- Exercise directions
Copy each line below in which the word "Unassigned" occurs.

begin Entries supplied

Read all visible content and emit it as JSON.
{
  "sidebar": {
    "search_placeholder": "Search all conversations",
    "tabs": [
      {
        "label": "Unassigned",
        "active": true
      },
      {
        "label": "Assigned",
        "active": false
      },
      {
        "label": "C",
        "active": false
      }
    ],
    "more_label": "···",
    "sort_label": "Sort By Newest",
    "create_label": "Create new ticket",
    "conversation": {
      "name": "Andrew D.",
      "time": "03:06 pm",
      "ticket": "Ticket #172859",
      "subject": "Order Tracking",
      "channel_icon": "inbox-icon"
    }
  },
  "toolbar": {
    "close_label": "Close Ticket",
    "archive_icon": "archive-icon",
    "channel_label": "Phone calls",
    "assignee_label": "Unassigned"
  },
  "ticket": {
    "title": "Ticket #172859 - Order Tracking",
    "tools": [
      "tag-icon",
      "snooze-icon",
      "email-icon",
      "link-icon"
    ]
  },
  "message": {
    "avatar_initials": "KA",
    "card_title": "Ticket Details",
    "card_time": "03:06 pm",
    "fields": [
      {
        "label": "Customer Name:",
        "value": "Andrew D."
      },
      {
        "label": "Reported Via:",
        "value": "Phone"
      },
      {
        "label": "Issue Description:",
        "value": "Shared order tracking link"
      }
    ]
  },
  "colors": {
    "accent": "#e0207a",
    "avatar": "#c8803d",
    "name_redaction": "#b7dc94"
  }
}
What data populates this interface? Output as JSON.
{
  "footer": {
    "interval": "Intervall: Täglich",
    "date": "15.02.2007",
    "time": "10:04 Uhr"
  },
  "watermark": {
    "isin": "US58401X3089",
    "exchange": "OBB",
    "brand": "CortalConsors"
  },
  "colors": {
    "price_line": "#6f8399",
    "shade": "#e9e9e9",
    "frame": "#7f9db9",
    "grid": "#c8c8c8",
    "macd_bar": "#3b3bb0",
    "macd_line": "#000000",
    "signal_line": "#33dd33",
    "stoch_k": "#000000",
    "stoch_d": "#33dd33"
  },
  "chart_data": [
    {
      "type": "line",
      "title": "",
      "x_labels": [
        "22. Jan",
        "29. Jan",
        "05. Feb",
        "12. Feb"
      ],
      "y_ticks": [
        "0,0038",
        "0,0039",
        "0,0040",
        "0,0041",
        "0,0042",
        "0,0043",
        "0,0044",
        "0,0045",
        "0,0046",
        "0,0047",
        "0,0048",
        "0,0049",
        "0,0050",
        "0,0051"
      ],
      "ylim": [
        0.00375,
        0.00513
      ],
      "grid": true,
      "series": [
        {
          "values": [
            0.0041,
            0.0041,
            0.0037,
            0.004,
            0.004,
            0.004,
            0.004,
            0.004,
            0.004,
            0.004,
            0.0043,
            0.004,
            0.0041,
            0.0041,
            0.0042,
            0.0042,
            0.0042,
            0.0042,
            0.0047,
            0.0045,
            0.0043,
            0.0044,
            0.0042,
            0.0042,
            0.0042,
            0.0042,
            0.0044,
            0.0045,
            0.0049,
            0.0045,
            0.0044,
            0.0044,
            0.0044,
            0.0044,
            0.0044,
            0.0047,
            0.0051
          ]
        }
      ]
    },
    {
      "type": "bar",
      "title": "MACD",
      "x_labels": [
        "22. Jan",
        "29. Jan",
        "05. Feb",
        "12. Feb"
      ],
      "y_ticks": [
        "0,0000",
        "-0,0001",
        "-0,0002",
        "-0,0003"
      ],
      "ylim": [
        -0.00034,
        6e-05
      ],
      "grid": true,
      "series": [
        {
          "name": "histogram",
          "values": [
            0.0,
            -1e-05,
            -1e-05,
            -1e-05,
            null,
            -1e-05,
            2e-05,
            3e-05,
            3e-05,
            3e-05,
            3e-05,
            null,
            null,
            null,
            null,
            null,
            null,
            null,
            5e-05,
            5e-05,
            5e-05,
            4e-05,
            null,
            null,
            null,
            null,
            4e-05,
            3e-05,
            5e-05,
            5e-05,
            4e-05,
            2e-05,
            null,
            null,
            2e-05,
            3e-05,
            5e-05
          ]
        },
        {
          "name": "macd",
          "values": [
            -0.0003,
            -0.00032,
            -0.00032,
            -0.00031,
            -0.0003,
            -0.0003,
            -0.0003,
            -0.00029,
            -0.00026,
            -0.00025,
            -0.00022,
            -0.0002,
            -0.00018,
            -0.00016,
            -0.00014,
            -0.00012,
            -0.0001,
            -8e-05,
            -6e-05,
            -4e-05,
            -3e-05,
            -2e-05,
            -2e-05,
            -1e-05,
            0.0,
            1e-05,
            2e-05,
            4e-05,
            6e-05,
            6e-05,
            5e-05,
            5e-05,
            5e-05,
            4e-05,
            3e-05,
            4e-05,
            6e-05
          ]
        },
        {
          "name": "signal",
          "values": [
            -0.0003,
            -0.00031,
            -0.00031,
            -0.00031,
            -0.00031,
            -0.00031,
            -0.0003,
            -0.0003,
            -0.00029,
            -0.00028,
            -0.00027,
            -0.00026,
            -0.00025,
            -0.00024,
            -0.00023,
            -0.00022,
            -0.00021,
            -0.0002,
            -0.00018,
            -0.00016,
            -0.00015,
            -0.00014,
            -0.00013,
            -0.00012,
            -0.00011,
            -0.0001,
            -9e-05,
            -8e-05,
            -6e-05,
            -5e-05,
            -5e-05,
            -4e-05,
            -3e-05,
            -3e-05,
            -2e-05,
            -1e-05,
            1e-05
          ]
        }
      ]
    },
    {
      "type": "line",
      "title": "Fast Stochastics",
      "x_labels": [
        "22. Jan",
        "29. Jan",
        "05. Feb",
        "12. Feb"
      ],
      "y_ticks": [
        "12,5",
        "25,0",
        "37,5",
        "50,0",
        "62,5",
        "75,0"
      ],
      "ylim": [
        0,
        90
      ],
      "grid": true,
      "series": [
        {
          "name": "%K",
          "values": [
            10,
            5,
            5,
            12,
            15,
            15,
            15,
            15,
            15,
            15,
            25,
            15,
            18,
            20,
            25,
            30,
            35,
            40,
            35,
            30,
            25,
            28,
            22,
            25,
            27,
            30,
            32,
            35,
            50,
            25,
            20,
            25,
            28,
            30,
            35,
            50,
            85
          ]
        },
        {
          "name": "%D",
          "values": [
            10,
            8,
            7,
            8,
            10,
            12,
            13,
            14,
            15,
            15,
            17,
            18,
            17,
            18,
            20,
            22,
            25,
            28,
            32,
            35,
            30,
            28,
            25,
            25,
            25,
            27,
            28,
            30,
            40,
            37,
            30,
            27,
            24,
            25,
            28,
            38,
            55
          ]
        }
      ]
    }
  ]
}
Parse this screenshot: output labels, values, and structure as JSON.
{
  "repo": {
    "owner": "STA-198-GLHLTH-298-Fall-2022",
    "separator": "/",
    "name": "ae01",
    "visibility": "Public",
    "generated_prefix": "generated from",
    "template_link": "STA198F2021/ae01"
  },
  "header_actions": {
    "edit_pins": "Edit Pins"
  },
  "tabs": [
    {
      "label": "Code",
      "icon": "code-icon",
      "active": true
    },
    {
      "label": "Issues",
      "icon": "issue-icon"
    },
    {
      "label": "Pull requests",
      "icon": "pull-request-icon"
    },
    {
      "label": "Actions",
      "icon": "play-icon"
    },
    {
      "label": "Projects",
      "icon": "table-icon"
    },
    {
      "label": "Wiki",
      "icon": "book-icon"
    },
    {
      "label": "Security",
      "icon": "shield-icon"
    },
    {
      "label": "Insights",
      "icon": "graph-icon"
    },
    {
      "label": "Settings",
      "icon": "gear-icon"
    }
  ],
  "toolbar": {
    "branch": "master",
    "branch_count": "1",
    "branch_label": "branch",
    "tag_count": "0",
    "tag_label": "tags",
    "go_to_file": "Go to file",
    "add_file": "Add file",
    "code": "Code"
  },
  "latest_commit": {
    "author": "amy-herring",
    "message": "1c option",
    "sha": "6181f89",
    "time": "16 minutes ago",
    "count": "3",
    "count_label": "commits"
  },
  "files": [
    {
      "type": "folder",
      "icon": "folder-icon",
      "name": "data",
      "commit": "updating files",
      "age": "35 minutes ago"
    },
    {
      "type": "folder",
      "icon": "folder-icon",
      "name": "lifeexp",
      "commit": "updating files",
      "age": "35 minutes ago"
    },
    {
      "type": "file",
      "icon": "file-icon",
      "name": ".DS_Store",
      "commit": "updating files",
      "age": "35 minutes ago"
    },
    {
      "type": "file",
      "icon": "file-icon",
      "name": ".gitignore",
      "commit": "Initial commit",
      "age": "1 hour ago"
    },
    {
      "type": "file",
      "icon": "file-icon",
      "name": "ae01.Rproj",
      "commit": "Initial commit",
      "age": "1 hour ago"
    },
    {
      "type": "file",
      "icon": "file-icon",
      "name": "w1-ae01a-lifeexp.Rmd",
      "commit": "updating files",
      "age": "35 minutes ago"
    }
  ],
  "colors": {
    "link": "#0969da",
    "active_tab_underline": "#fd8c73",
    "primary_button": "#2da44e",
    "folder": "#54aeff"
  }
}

end Entries supplied

- Task response
        "label": "Unassigned",
    "assignee_label": "Unassigned"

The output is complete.